Saved entries
>> Start
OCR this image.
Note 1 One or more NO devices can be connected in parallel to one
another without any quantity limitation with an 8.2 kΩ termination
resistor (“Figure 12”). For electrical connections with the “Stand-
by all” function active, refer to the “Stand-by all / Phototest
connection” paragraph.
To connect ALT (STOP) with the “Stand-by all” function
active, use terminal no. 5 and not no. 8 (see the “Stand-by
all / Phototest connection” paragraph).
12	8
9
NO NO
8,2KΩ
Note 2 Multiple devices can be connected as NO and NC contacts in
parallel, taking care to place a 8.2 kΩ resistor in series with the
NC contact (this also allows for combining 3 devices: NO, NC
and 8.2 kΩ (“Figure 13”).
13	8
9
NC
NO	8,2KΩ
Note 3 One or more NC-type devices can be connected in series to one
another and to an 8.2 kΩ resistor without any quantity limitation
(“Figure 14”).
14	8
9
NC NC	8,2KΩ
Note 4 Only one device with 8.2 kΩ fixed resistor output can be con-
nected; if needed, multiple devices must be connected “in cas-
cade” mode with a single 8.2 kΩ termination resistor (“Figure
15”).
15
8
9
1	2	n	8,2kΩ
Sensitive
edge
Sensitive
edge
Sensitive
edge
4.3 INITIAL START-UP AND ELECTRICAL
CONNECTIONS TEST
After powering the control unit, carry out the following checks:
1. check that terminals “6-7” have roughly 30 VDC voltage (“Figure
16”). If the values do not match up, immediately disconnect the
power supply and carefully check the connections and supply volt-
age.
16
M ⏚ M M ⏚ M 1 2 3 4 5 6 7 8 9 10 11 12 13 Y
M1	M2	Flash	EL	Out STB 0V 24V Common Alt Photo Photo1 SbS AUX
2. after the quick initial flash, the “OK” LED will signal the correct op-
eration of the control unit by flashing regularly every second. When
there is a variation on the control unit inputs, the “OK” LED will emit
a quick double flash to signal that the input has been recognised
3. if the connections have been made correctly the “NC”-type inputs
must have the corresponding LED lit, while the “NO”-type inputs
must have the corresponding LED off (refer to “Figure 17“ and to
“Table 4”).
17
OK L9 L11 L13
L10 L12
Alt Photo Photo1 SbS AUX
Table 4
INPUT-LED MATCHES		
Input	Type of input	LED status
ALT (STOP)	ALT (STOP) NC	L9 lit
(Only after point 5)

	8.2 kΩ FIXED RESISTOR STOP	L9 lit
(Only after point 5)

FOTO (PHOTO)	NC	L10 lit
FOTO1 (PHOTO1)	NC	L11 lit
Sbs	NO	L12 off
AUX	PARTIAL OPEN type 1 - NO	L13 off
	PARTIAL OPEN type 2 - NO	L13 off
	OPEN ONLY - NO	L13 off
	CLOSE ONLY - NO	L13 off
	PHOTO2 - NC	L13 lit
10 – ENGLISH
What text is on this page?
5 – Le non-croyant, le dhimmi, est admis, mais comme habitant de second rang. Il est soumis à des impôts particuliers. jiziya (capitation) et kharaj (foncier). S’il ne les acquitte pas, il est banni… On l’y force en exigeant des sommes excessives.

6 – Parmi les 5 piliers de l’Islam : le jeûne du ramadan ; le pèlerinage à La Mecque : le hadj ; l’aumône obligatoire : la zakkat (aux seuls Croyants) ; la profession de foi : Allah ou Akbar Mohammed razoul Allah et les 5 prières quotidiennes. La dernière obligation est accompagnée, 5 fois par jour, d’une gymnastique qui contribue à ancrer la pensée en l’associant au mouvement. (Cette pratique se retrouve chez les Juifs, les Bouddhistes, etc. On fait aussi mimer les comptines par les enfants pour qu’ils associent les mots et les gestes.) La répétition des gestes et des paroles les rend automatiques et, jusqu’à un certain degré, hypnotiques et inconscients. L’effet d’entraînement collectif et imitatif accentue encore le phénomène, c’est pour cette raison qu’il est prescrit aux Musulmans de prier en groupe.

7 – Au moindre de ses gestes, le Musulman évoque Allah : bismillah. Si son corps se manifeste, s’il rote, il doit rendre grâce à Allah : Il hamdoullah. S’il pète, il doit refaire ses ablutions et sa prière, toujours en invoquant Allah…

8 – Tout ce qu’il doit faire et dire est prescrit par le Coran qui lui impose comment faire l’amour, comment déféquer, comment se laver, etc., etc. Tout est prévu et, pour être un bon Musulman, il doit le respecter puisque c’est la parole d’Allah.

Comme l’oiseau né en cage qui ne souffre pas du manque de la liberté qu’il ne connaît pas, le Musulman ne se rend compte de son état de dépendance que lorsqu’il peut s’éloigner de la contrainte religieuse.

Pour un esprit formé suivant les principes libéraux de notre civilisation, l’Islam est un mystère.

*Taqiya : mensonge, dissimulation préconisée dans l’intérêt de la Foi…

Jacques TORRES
>> End
» **Instructions for the task**: Using the material above, print every entry exactly as written.

» **Full output**:
OCR this image.
Note 1 One or more NO devices can be connected in parallel to one
another without any quantity limitation with an 8.2 kΩ termination
resistor (“Figure 12”). For electrical connections with the “Stand-
by all” function active, refer to the “Stand-by all / Phototest
connection” paragraph.
To connect ALT (STOP) with the “Stand-by all” function
active, use terminal no. 5 and not no. 8 (see the “Stand-by
all / Phototest connection” paragraph).
12	8
9
NO NO
8,2KΩ
Note 2 Multiple devices can be connected as NO and NC contacts in
parallel, taking care to place a 8.2 kΩ resistor in series with the
NC contact (this also allows for combining 3 devices: NO, NC
and 8.2 kΩ (“Figure 13”).
13	8
9
NC
NO	8,2KΩ
Note 3 One or more NC-type devices can be connected in series to one
another and to an 8.2 kΩ resistor without any quantity limitation
(“Figure 14”).
14	8
9
NC NC	8,2KΩ
Note 4 Only one device with 8.2 kΩ fixed resistor output can be con-
nected; if needed, multiple devices must be connected “in cas-
cade” mode with a single 8.2 kΩ termination resistor (“Figure
15”).
15
8
9
1	2	n	8,2kΩ
Sensitive
edge
Sensitive
edge
Sensitive
edge
4.3 INITIAL START-UP AND ELECTRICAL
CONNECTIONS TEST
After powering the control unit, carry out the following checks:
1. check that terminals “6-7” have roughly 30 VDC voltage (“Figure
16”). If the values do not match up, immediately disconnect the
power supply and carefully check the connections and supply volt-
age.
16
M ⏚ M M ⏚ M 1 2 3 4 5 6 7 8 9 10 11 12 13 Y
M1	M2	Flash	EL	Out STB 0V 24V Common Alt Photo Photo1 SbS AUX
2. after the quick initial flash, the “OK” LED will signal the correct op-
eration of the control unit by flashing regularly every second. When
there is a variation on the control unit inputs, the “OK” LED will emit
a quick double flash to signal that the input has been recognised
3. if the connections have been made correctly the “NC”-type inputs
must have the corresponding LED lit, while the “NO”-type inputs
must have the corresponding LED off (refer to “Figure 17“ and to
“Table 4”).
17
OK L9 L11 L13
L10 L12
Alt Photo Photo1 SbS AUX
Table 4
INPUT-LED MATCHES		
Input	Type of input	LED status
ALT (STOP)	ALT (STOP) NC	L9 lit
(Only after point 5)

	8.2 kΩ FIXED RESISTOR STOP	L9 lit
(Only after point 5)

FOTO (PHOTO)	NC	L10 lit
FOTO1 (PHOTO1)	NC	L11 lit
Sbs	NO	L12 off
AUX	PARTIAL OPEN type 1 - NO	L13 off
	PARTIAL OPEN type 2 - NO	L13 off
	OPEN ONLY - NO	L13 off
	CLOSE ONLY - NO	L13 off
	PHOTO2 - NC	L13 lit
10 – ENGLISH
What text is on this page?
5 – Le non-croyant, le dhimmi, est admis, mais comme habitant de second rang. Il est soumis à des impôts particuliers. jiziya (capitation) et kharaj (foncier). S’il ne les acquitte pas, il est banni… On l’y force en exigeant des sommes excessives.

6 – Parmi les 5 piliers de l’Islam : le jeûne du ramadan ; le pèlerinage à La Mecque : le hadj ; l’aumône obligatoire : la zakkat (aux seuls Croyants) ; la profession de foi : Allah ou Akbar Mohammed razoul Allah et les 5 prières quotidiennes. La dernière obligation est accompagnée, 5 fois par jour, d’une gymnastique qui contribue à ancrer la pensée en l’associant au mouvement. (Cette pratique se retrouve chez les Juifs, les Bouddhistes, etc. On fait aussi mimer les comptines par les enfants pour qu’ils associent les mots et les gestes.) La répétition des gestes et des paroles les rend automatiques et, jusqu’à un certain degré, hypnotiques et inconscients. L’effet d’entraînement collectif et imitatif accentue encore le phénomène, c’est pour cette raison qu’il est prescrit aux Musulmans de prier en groupe.

7 – Au moindre de ses gestes, le Musulman évoque Allah : bismillah. Si son corps se manifeste, s’il rote, il doit rendre grâce à Allah : Il hamdoullah. S’il pète, il doit refaire ses ablutions et sa prière, toujours en invoquant Allah…

8 – Tout ce qu’il doit faire et dire est prescrit par le Coran qui lui impose comment faire l’amour, comment déféquer, comment se laver, etc., etc. Tout est prévu et, pour être un bon Musulman, il doit le respecter puisque c’est la parole d’Allah.

Comme l’oiseau né en cage qui ne souffre pas du manque de la liberté qu’il ne connaît pas, le Musulman ne se rend compte de son état de dépendance que lorsqu’il peut s’éloigner de la contrainte religieuse.

Pour un esprit formé suivant les principes libéraux de notre civilisation, l’Islam est un mystère.

*Taqiya : mensonge, dissimulation préconisée dans l’intérêt de la Foi…

Jacques TORRES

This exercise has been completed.